[SUPPLIED ENTRIES]
[start]
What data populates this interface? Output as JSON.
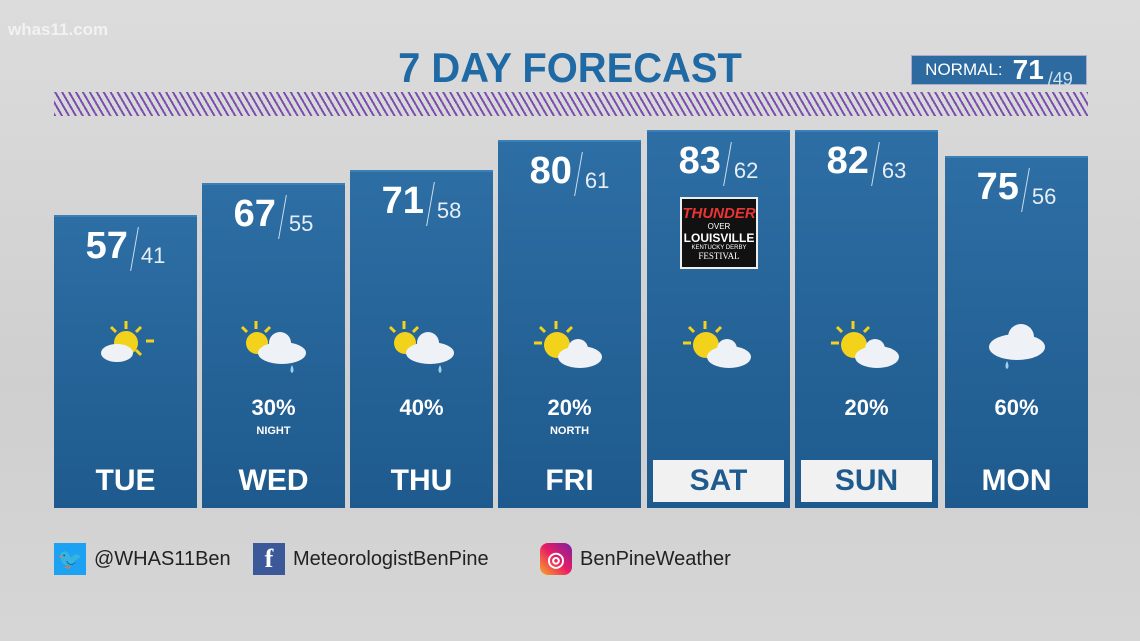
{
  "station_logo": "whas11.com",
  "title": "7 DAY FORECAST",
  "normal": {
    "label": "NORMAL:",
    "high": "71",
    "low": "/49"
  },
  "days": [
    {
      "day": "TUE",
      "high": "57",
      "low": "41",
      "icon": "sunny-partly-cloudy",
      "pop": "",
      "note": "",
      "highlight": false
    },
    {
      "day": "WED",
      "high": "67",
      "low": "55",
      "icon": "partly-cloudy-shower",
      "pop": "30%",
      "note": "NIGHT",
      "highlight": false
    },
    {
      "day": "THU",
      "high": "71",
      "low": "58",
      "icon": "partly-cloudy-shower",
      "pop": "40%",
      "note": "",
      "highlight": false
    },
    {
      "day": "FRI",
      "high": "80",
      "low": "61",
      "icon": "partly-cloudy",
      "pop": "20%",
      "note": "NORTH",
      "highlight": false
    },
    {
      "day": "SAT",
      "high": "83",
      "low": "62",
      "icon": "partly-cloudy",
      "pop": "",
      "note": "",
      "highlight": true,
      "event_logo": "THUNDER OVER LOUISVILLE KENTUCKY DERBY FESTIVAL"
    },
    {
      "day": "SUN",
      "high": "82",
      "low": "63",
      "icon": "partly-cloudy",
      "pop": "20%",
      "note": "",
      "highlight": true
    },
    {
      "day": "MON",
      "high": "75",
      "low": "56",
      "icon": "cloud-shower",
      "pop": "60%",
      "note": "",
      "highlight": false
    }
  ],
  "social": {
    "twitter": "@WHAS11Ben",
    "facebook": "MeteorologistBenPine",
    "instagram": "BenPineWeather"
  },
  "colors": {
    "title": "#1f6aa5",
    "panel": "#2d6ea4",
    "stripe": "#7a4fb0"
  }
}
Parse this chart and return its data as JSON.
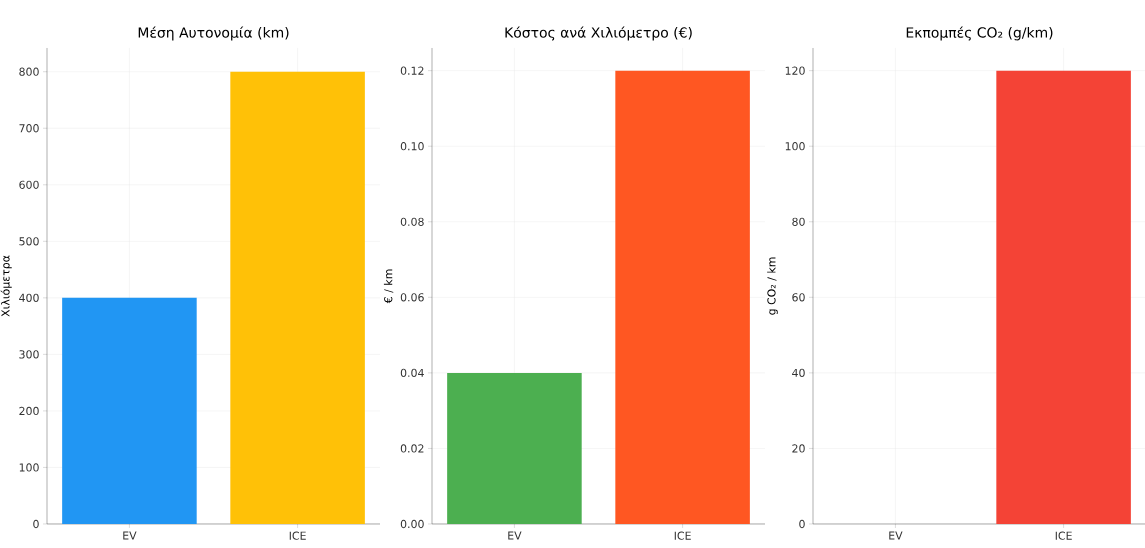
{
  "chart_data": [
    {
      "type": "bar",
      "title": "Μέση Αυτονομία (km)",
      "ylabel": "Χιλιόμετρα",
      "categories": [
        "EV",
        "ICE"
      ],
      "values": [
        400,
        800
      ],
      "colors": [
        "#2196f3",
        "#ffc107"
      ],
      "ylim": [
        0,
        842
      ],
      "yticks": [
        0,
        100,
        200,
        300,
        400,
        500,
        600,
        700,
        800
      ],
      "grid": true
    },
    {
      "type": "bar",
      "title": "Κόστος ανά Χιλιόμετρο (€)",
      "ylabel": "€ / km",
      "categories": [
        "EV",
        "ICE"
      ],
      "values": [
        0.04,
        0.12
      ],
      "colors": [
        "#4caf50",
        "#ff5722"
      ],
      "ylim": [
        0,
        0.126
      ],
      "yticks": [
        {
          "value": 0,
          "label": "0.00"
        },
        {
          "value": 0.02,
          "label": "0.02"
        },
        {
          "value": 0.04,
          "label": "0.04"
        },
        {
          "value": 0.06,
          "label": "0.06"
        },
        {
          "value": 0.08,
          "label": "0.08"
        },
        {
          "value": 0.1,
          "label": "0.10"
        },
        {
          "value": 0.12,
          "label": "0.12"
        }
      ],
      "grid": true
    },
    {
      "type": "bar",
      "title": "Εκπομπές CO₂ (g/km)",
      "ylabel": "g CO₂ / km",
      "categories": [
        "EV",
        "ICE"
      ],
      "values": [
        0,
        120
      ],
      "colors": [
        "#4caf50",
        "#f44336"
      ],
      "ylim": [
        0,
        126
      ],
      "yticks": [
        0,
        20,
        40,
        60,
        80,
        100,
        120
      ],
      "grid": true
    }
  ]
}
[end]
[WRITTEN PROBLEM]
Reproduce the listing exactly. Leave its pictures out.

[COMPLETE RESPONSE]
What data populates this interface? Output as JSON.
{
  "station_logo": "whas11.com",
  "title": "7 DAY FORECAST",
  "normal": {
    "label": "NORMAL:",
    "high": "71",
    "low": "/49"
  },
  "days": [
    {
      "day": "TUE",
      "high": "57",
      "low": "41",
      "icon": "sunny-partly-cloudy",
      "pop": "",
      "note": "",
      "highlight": false
    },
    {
      "day": "WED",
      "high": "67",
      "low": "55",
      "icon": "partly-cloudy-shower",
      "pop": "30%",
      "note": "NIGHT",
      "highlight": false
    },
    {
      "day": "THU",
      "high": "71",
      "low": "58",
      "icon": "partly-cloudy-shower",
      "pop": "40%",
      "note": "",
      "highlight": false
    },
    {
      "day": "FRI",
      "high": "80",
      "low": "61",
      "icon": "partly-cloudy",
      "pop": "20%",
      "note": "NORTH",
      "highlight": false
    },
    {
      "day": "SAT",
      "high": "83",
      "low": "62",
      "icon": "partly-cloudy",
      "pop": "",
      "note": "",
      "highlight": true,
      "event_logo": "THUNDER OVER LOUISVILLE KENTUCKY DERBY FESTIVAL"
    },
    {
      "day": "SUN",
      "high": "82",
      "low": "63",
      "icon": "partly-cloudy",
      "pop": "20%",
      "note": "",
      "highlight": true
    },
    {
      "day": "MON",
      "high": "75",
      "low": "56",
      "icon": "cloud-shower",
      "pop": "60%",
      "note": "",
      "highlight": false
    }
  ],
  "social": {
    "twitter": "@WHAS11Ben",
    "facebook": "MeteorologistBenPine",
    "instagram": "BenPineWeather"
  },
  "colors": {
    "title": "#1f6aa5",
    "panel": "#2d6ea4",
    "stripe": "#7a4fb0"
  }
}
Parse this chart and return its data as JSON.
{
  "chart_data": [
    {
      "type": "bar",
      "title": "Μέση Αυτονομία (km)",
      "ylabel": "Χιλιόμετρα",
      "categories": [
        "EV",
        "ICE"
      ],
      "values": [
        400,
        800
      ],
      "colors": [
        "#2196f3",
        "#ffc107"
      ],
      "ylim": [
        0,
        842
      ],
      "yticks": [
        0,
        100,
        200,
        300,
        400,
        500,
        600,
        700,
        800
      ],
      "grid": true
    },
    {
      "type": "bar",
      "title": "Κόστος ανά Χιλιόμετρο (€)",
      "ylabel": "€ / km",
      "categories": [
        "EV",
        "ICE"
      ],
      "values": [
        0.04,
        0.12
      ],
      "colors": [
        "#4caf50",
        "#ff5722"
      ],
      "ylim": [
        0,
        0.126
      ],
      "yticks": [
        {
          "value": 0,
          "label": "0.00"
        },
        {
          "value": 0.02,
          "label": "0.02"
        },
        {
          "value": 0.04,
          "label": "0.04"
        },
        {
          "value": 0.06,
          "label": "0.06"
        },
        {
          "value": 0.08,
          "label": "0.08"
        },
        {
          "value": 0.1,
          "label": "0.10"
        },
        {
          "value": 0.12,
          "label": "0.12"
        }
      ],
      "grid": true
    },
    {
      "type": "bar",
      "title": "Εκπομπές CO₂ (g/km)",
      "ylabel": "g CO₂ / km",
      "categories": [
        "EV",
        "ICE"
      ],
      "values": [
        0,
        120
      ],
      "colors": [
        "#4caf50",
        "#f44336"
      ],
      "ylim": [
        0,
        126
      ],
      "yticks": [
        0,
        20,
        40,
        60,
        80,
        100,
        120
      ],
      "grid": true
    }
  ]
}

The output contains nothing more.